Exercise brief — Each line of the material must be returned exactly.

Recorded data —
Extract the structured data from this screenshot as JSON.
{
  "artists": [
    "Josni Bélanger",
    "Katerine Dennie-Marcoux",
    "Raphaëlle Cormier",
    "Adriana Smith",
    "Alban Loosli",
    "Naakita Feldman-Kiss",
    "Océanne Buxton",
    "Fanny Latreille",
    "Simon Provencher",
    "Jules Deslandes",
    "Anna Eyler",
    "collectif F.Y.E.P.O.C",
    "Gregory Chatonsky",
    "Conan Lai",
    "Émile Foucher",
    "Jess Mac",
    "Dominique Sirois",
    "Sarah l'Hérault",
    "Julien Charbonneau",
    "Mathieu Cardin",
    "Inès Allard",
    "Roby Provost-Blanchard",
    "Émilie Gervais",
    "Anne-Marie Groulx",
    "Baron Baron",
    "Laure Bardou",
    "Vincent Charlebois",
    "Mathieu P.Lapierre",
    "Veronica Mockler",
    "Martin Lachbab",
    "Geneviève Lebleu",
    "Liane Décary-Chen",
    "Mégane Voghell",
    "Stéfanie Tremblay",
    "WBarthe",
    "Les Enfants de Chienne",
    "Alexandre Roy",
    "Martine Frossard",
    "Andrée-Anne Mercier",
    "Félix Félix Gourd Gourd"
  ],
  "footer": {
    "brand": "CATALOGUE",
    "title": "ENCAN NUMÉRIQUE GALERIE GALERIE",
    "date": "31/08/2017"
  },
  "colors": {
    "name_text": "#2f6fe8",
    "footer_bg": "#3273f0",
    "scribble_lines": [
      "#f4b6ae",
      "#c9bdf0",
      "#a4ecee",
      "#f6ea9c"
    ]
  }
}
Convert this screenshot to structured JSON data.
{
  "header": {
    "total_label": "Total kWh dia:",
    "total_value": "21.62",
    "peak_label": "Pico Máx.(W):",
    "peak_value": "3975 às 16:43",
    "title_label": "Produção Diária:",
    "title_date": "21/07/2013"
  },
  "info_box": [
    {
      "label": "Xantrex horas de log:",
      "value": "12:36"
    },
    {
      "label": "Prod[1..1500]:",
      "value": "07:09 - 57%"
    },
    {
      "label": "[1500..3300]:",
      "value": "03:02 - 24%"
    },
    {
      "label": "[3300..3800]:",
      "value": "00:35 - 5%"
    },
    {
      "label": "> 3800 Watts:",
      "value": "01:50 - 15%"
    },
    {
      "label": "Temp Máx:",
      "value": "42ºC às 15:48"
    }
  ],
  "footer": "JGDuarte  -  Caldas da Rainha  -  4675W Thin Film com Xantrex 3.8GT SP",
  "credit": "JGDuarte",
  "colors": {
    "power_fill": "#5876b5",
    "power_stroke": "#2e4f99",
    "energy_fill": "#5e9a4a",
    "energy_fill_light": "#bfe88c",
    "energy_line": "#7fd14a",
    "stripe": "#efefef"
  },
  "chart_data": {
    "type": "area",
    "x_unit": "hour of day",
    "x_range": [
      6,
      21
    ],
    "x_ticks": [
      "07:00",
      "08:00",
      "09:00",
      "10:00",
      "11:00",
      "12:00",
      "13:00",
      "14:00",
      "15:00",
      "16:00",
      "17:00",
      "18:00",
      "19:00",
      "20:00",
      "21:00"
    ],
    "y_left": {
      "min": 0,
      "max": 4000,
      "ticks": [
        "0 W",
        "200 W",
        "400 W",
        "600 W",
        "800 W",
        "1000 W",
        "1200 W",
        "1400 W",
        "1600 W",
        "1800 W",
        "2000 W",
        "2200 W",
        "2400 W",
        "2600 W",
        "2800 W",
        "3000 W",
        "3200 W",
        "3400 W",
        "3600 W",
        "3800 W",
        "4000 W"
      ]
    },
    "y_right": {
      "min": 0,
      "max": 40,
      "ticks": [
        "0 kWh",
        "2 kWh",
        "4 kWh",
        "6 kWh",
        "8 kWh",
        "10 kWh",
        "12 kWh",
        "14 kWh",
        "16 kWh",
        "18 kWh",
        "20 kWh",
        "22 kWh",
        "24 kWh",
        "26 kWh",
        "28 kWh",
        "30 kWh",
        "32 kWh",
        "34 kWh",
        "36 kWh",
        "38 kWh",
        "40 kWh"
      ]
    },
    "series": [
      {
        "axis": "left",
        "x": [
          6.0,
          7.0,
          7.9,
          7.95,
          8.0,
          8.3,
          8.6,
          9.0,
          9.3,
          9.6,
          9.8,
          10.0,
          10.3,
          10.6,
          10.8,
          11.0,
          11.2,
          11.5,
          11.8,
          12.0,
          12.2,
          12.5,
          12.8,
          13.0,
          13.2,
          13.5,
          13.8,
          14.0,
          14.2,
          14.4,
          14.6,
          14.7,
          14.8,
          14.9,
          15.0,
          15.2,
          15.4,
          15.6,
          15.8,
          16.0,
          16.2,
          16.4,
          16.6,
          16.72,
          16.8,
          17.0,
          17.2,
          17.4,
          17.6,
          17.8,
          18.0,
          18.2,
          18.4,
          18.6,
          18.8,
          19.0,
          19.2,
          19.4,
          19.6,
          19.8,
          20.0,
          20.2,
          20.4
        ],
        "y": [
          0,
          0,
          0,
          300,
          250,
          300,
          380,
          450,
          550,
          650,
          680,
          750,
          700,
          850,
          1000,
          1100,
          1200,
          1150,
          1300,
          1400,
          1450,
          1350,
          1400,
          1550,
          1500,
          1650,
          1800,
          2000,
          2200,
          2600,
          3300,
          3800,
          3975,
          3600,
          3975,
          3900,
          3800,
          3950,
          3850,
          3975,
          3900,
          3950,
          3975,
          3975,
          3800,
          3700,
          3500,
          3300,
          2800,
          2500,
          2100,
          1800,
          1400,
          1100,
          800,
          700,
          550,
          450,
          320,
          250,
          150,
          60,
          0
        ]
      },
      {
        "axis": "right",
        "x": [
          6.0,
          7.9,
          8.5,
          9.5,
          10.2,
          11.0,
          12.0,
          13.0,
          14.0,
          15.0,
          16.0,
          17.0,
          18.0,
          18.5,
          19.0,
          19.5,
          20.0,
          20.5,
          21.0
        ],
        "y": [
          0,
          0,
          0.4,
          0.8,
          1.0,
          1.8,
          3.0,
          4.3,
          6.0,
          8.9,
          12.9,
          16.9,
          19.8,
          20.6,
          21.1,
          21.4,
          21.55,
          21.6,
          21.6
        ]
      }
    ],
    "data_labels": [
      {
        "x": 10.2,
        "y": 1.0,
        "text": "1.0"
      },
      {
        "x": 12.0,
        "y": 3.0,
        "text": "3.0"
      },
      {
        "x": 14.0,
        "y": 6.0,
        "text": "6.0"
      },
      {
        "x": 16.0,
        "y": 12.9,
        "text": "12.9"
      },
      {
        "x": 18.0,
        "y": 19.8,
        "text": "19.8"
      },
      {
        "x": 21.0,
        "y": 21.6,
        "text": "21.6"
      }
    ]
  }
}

Reply —
Extract the structured data from this screenshot as JSON.
{
  "artists": [
    "Josni Bélanger",
    "Katerine Dennie-Marcoux",
    "Raphaëlle Cormier",
    "Adriana Smith",
    "Alban Loosli",
    "Naakita Feldman-Kiss",
    "Océanne Buxton",
    "Fanny Latreille",
    "Simon Provencher",
    "Jules Deslandes",
    "Anna Eyler",
    "collectif F.Y.E.P.O.C",
    "Gregory Chatonsky",
    "Conan Lai",
    "Émile Foucher",
    "Jess Mac",
    "Dominique Sirois",
    "Sarah l'Hérault",
    "Julien Charbonneau",
    "Mathieu Cardin",
    "Inès Allard",
    "Roby Provost-Blanchard",
    "Émilie Gervais",
    "Anne-Marie Groulx",
    "Baron Baron",
    "Laure Bardou",
    "Vincent Charlebois",
    "Mathieu P.Lapierre",
    "Veronica Mockler",
    "Martin Lachbab",
    "Geneviève Lebleu",
    "Liane Décary-Chen",
    "Mégane Voghell",
    "Stéfanie Tremblay",
    "WBarthe",
    "Les Enfants de Chienne",
    "Alexandre Roy",
    "Martine Frossard",
    "Andrée-Anne Mercier",
    "Félix Félix Gourd Gourd"
  ],
  "footer": {
    "brand": "CATALOGUE",
    "title": "ENCAN NUMÉRIQUE GALERIE GALERIE",
    "date": "31/08/2017"
  },
  "colors": {
    "name_text": "#2f6fe8",
    "footer_bg": "#3273f0",
    "scribble_lines": [
      "#f4b6ae",
      "#c9bdf0",
      "#a4ecee",
      "#f6ea9c"
    ]
  }
}
Convert this screenshot to structured JSON data.
{
  "header": {
    "total_label": "Total kWh dia:",
    "total_value": "21.62",
    "peak_label": "Pico Máx.(W):",
    "peak_value": "3975 às 16:43",
    "title_label": "Produção Diária:",
    "title_date": "21/07/2013"
  },
  "info_box": [
    {
      "label": "Xantrex horas de log:",
      "value": "12:36"
    },
    {
      "label": "Prod[1..1500]:",
      "value": "07:09 - 57%"
    },
    {
      "label": "[1500..3300]:",
      "value": "03:02 - 24%"
    },
    {
      "label": "[3300..3800]:",
      "value": "00:35 - 5%"
    },
    {
      "label": "> 3800 Watts:",
      "value": "01:50 - 15%"
    },
    {
      "label": "Temp Máx:",
      "value": "42ºC às 15:48"
    }
  ],
  "footer": "JGDuarte  -  Caldas da Rainha  -  4675W Thin Film com Xantrex 3.8GT SP",
  "credit": "JGDuarte",
  "colors": {
    "power_fill": "#5876b5",
    "power_stroke": "#2e4f99",
    "energy_fill": "#5e9a4a",
    "energy_fill_light": "#bfe88c",
    "energy_line": "#7fd14a",
    "stripe": "#efefef"
  },
  "chart_data": {
    "type": "area",
    "x_unit": "hour of day",
    "x_range": [
      6,
      21
    ],
    "x_ticks": [
      "07:00",
      "08:00",
      "09:00",
      "10:00",
      "11:00",
      "12:00",
      "13:00",
      "14:00",
      "15:00",
      "16:00",
      "17:00",
      "18:00",
      "19:00",
      "20:00",
      "21:00"
    ],
    "y_left": {
      "min": 0,
      "max": 4000,
      "ticks": [
        "0 W",
        "200 W",
        "400 W",
        "600 W",
        "800 W",
        "1000 W",
        "1200 W",
        "1400 W",
        "1600 W",
        "1800 W",
        "2000 W",
        "2200 W",
        "2400 W",
        "2600 W",
        "2800 W",
        "3000 W",
        "3200 W",
        "3400 W",
        "3600 W",
        "3800 W",
        "4000 W"
      ]
    },
    "y_right": {
      "min": 0,
      "max": 40,
      "ticks": [
        "0 kWh",
        "2 kWh",
        "4 kWh",
        "6 kWh",
        "8 kWh",
        "10 kWh",
        "12 kWh",
        "14 kWh",
        "16 kWh",
        "18 kWh",
        "20 kWh",
        "22 kWh",
        "24 kWh",
        "26 kWh",
        "28 kWh",
        "30 kWh",
        "32 kWh",
        "34 kWh",
        "36 kWh",
        "38 kWh",
        "40 kWh"
      ]
    },
    "series": [
      {
        "axis": "left",
        "x": [
          6.0,
          7.0,
          7.9,
          7.95,
          8.0,
          8.3,
          8.6,
          9.0,
          9.3,
          9.6,
          9.8,
          10.0,
          10.3,
          10.6,
          10.8,
          11.0,
          11.2,
          11.5,
          11.8,
          12.0,
          12.2,
          12.5,
          12.8,
          13.0,
          13.2,
          13.5,
          13.8,
          14.0,
          14.2,
          14.4,
          14.6,
          14.7,
          14.8,
          14.9,
          15.0,
          15.2,
          15.4,
          15.6,
          15.8,
          16.0,
          16.2,
          16.4,
          16.6,
          16.72,
          16.8,
          17.0,
          17.2,
          17.4,
          17.6,
          17.8,
          18.0,
          18.2,
          18.4,
          18.6,
          18.8,
          19.0,
          19.2,
          19.4,
          19.6,
          19.8,
          20.0,
          20.2,
          20.4
        ],
        "y": [
          0,
          0,
          0,
          300,
          250,
          300,
          380,
          450,
          550,
          650,
          680,
          750,
          700,
          850,
          1000,
          1100,
          1200,
          1150,
          1300,
          1400,
          1450,
          1350,
          1400,
          1550,
          1500,
          1650,
          1800,
          2000,
          2200,
          2600,
          3300,
          3800,
          3975,
          3600,
          3975,
          3900,
          3800,
          3950,
          3850,
          3975,
          3900,
          3950,
          3975,
          3975,
          3800,
          3700,
          3500,
          3300,
          2800,
          2500,
          2100,
          1800,
          1400,
          1100,
          800,
          700,
          550,
          450,
          320,
          250,
          150,
          60,
          0
        ]
      },
      {
        "axis": "right",
        "x": [
          6.0,
          7.9,
          8.5,
          9.5,
          10.2,
          11.0,
          12.0,
          13.0,
          14.0,
          15.0,
          16.0,
          17.0,
          18.0,
          18.5,
          19.0,
          19.5,
          20.0,
          20.5,
          21.0
        ],
        "y": [
          0,
          0,
          0.4,
          0.8,
          1.0,
          1.8,
          3.0,
          4.3,
          6.0,
          8.9,
          12.9,
          16.9,
          19.8,
          20.6,
          21.1,
          21.4,
          21.55,
          21.6,
          21.6
        ]
      }
    ],
    "data_labels": [
      {
        "x": 10.2,
        "y": 1.0,
        "text": "1.0"
      },
      {
        "x": 12.0,
        "y": 3.0,
        "text": "3.0"
      },
      {
        "x": 14.0,
        "y": 6.0,
        "text": "6.0"
      },
      {
        "x": 16.0,
        "y": 12.9,
        "text": "12.9"
      },
      {
        "x": 18.0,
        "y": 19.8,
        "text": "19.8"
      },
      {
        "x": 21.0,
        "y": 21.6,
        "text": "21.6"
      }
    ]
  }
}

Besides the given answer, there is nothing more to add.